[Data items]
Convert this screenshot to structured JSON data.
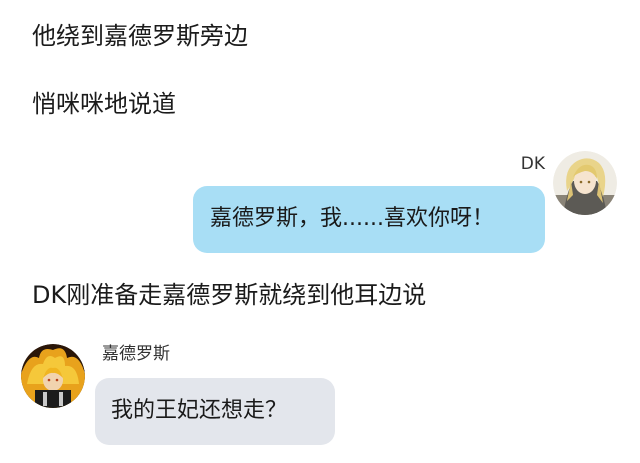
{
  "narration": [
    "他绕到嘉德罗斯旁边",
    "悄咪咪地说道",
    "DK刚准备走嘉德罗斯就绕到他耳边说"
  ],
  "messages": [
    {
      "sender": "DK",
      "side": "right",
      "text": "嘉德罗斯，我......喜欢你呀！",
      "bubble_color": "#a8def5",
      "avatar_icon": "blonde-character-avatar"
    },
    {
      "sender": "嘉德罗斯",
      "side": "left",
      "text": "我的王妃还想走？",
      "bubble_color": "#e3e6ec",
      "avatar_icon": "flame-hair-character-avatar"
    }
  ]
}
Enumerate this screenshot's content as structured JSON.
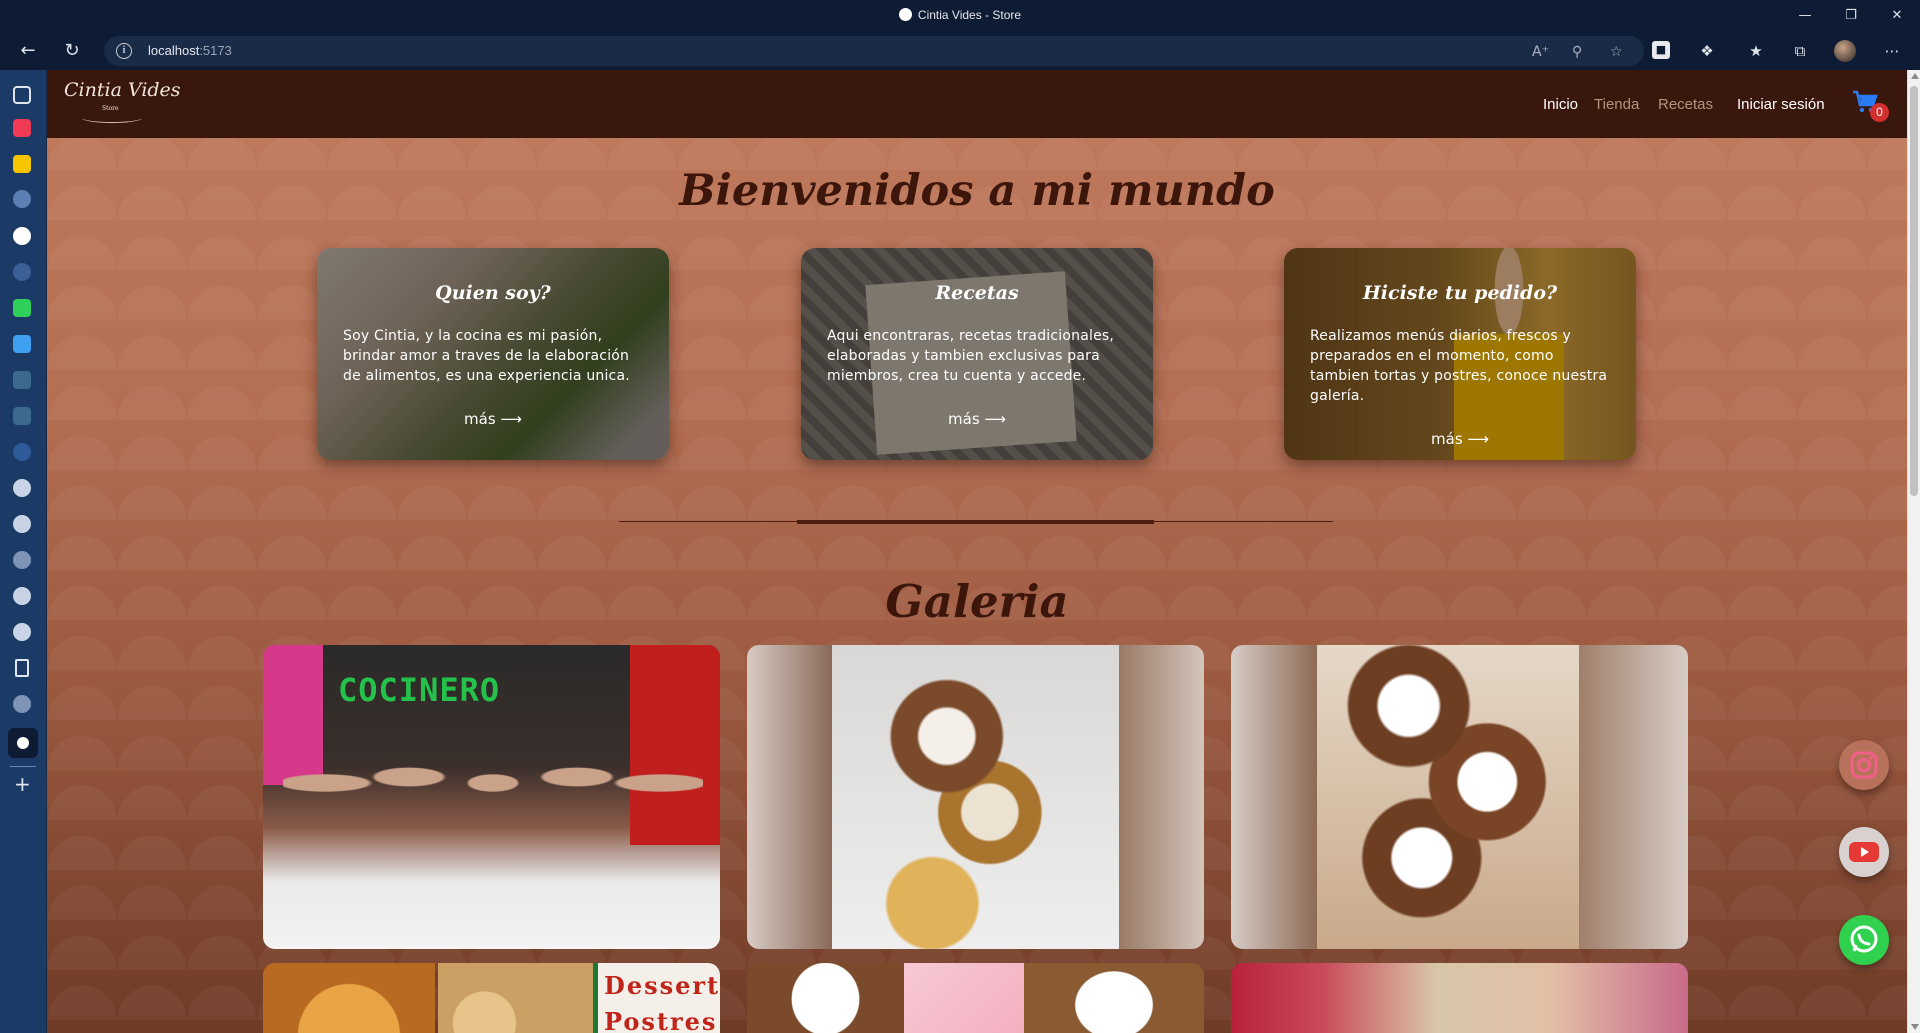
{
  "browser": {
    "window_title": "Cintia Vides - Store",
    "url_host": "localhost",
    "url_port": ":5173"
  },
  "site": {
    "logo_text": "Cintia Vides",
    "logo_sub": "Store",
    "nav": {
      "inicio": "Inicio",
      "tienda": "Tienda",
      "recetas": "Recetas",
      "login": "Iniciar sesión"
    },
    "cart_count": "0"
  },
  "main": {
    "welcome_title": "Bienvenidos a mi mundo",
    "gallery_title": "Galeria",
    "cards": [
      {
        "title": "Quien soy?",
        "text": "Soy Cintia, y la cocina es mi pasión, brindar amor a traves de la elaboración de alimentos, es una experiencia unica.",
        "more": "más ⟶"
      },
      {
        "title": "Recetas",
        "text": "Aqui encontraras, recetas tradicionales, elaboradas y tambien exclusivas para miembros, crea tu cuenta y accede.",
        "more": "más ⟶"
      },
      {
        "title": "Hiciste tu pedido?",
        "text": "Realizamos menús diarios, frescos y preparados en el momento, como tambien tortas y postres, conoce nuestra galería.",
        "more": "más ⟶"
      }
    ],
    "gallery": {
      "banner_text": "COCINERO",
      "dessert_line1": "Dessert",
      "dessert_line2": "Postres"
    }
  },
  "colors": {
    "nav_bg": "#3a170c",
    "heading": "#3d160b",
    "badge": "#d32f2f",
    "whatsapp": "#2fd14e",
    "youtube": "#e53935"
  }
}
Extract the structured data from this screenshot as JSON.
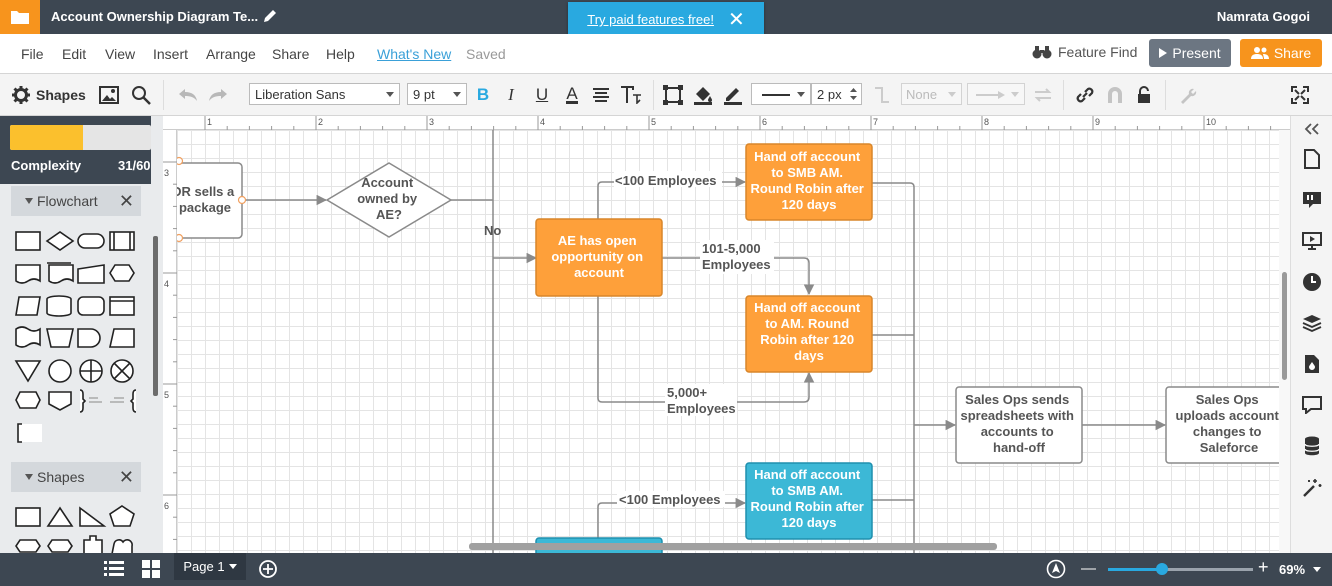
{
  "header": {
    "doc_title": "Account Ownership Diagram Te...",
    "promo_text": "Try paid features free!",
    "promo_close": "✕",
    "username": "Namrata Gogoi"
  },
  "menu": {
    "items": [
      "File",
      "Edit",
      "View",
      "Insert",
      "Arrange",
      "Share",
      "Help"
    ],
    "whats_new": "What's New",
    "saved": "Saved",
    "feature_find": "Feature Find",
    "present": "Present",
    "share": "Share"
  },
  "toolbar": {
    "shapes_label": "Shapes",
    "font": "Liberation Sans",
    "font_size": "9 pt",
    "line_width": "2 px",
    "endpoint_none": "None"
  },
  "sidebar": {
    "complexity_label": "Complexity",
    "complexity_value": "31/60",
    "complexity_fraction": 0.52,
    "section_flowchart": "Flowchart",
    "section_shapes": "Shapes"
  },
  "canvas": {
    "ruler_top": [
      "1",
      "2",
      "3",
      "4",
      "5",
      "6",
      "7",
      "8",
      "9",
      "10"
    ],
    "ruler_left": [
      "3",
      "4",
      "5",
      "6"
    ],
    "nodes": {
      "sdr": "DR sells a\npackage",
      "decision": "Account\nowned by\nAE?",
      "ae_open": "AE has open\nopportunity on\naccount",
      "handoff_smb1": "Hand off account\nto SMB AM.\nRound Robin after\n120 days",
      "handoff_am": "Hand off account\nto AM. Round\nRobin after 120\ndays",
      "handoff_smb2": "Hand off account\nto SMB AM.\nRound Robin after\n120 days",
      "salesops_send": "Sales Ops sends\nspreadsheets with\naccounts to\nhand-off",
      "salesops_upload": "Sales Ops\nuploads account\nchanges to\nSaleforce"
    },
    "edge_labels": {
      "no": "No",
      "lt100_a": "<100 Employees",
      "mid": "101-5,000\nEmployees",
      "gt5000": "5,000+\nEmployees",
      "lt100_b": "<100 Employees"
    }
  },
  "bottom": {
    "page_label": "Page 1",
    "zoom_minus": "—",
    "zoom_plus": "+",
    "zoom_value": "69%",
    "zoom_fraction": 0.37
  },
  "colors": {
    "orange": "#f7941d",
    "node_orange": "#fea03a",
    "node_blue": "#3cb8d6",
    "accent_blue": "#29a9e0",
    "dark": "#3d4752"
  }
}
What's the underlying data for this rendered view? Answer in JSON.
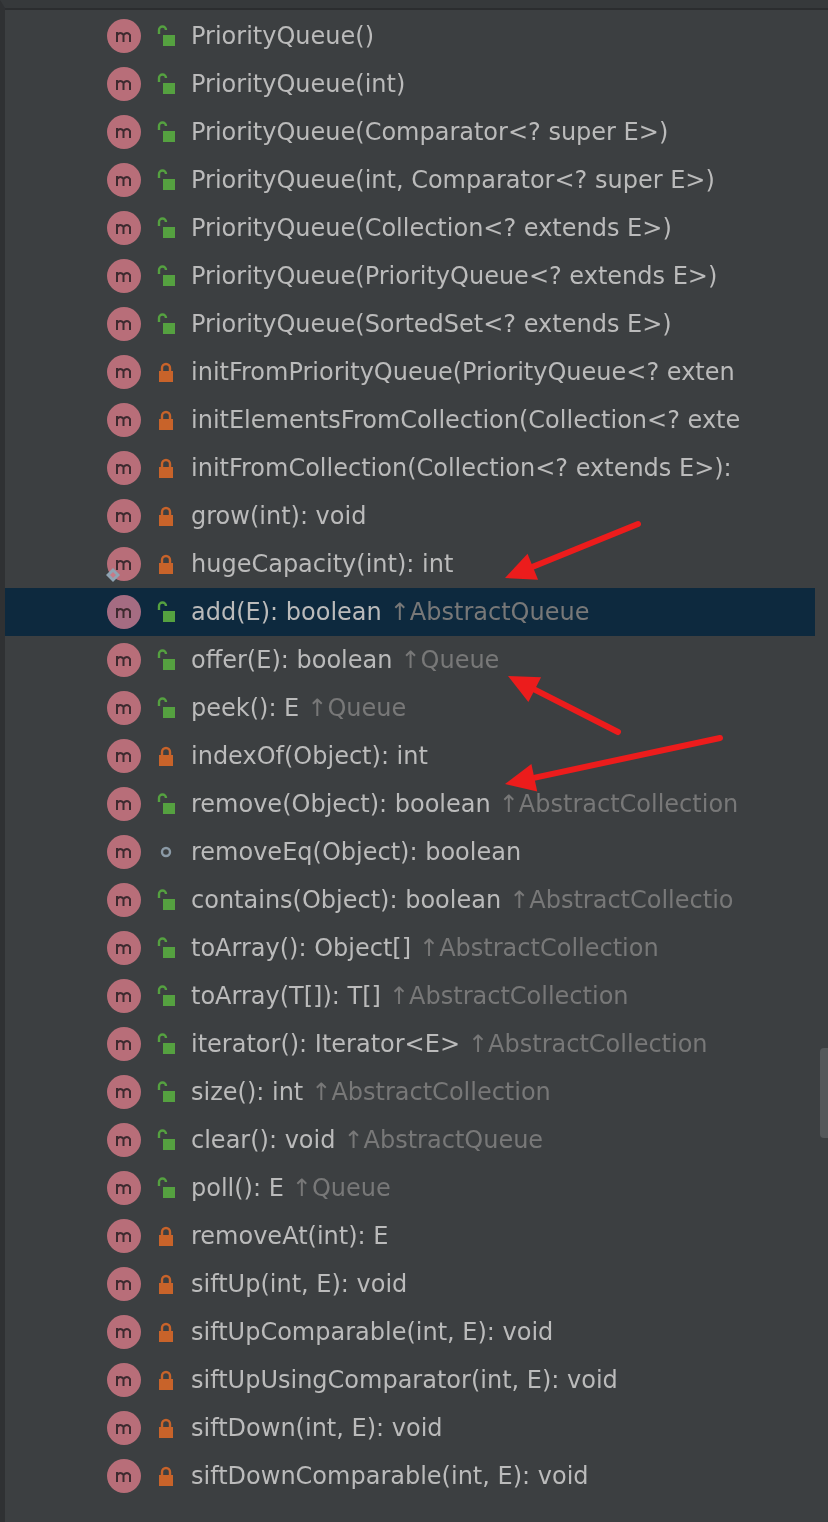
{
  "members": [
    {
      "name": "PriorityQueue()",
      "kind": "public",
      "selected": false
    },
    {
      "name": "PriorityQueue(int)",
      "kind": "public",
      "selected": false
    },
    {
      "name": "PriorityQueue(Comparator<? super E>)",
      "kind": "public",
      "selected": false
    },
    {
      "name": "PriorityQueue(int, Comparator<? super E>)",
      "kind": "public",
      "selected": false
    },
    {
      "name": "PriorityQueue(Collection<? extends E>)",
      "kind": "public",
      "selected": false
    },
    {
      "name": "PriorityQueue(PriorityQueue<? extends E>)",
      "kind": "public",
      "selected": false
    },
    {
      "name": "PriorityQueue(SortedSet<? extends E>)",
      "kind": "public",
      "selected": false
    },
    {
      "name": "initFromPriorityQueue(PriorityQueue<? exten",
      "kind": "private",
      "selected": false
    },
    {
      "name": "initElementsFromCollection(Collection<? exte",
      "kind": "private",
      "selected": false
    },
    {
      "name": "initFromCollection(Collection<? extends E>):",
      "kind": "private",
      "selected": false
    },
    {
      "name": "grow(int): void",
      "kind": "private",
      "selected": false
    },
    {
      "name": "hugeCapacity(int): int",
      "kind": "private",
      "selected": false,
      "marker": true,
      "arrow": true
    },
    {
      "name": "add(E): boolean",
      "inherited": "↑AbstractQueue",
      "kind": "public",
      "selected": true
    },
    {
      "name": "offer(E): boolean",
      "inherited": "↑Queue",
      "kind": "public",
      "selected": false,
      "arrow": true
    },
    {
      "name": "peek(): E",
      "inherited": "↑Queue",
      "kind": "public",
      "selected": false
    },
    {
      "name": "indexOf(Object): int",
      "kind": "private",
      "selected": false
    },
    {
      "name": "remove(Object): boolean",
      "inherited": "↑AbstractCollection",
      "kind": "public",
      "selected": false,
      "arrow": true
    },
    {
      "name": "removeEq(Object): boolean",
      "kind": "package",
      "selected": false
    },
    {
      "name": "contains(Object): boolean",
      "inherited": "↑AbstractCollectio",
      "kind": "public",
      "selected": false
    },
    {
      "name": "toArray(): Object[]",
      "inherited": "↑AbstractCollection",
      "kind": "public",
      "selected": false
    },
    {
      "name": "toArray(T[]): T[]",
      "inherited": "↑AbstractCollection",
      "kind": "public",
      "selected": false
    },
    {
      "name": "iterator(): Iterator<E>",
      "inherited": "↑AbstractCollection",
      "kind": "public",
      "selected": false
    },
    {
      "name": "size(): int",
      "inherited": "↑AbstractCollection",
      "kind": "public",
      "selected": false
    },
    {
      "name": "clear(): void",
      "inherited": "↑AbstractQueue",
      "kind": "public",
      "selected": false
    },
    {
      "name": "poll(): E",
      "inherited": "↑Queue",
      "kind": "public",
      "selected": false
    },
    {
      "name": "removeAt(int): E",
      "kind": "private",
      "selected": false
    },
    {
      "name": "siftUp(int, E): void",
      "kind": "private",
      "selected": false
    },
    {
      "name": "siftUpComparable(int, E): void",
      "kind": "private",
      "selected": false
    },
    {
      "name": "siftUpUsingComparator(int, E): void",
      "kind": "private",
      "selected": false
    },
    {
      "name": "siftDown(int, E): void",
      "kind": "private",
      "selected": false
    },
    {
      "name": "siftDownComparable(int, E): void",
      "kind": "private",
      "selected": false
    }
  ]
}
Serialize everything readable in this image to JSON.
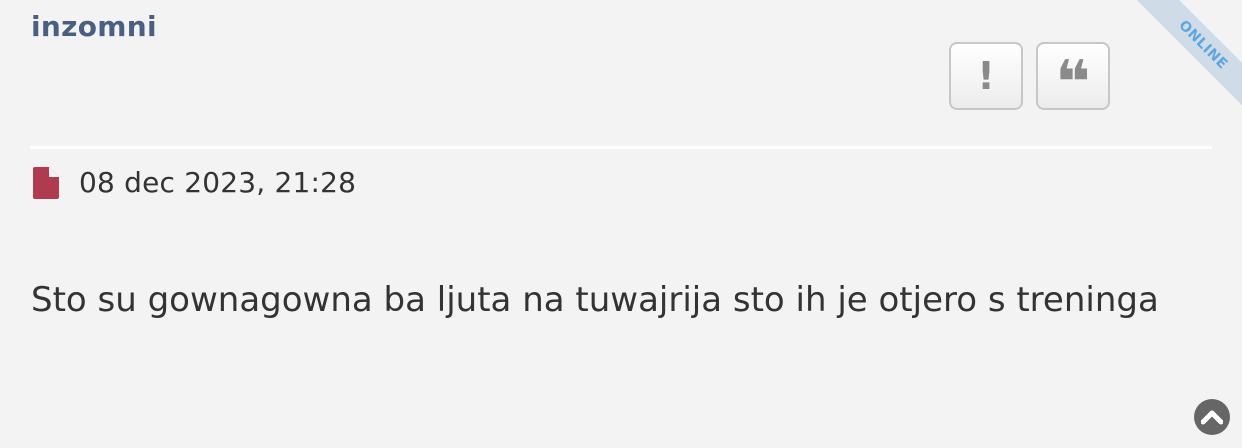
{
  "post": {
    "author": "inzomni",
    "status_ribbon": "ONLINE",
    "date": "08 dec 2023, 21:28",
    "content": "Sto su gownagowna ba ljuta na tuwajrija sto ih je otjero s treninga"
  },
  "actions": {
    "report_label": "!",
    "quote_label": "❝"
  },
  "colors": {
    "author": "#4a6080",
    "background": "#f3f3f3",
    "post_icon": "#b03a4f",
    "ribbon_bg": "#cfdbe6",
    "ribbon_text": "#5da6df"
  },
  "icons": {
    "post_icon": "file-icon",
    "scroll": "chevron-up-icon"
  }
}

Problem. Return only those lines of the records that contain the string "boolean".

Reply to the task.
      "name": "add(E): boolean",
      "name": "offer(E): boolean",
      "name": "remove(Object): boolean",
      "name": "removeEq(Object): boolean",
      "name": "contains(Object): boolean",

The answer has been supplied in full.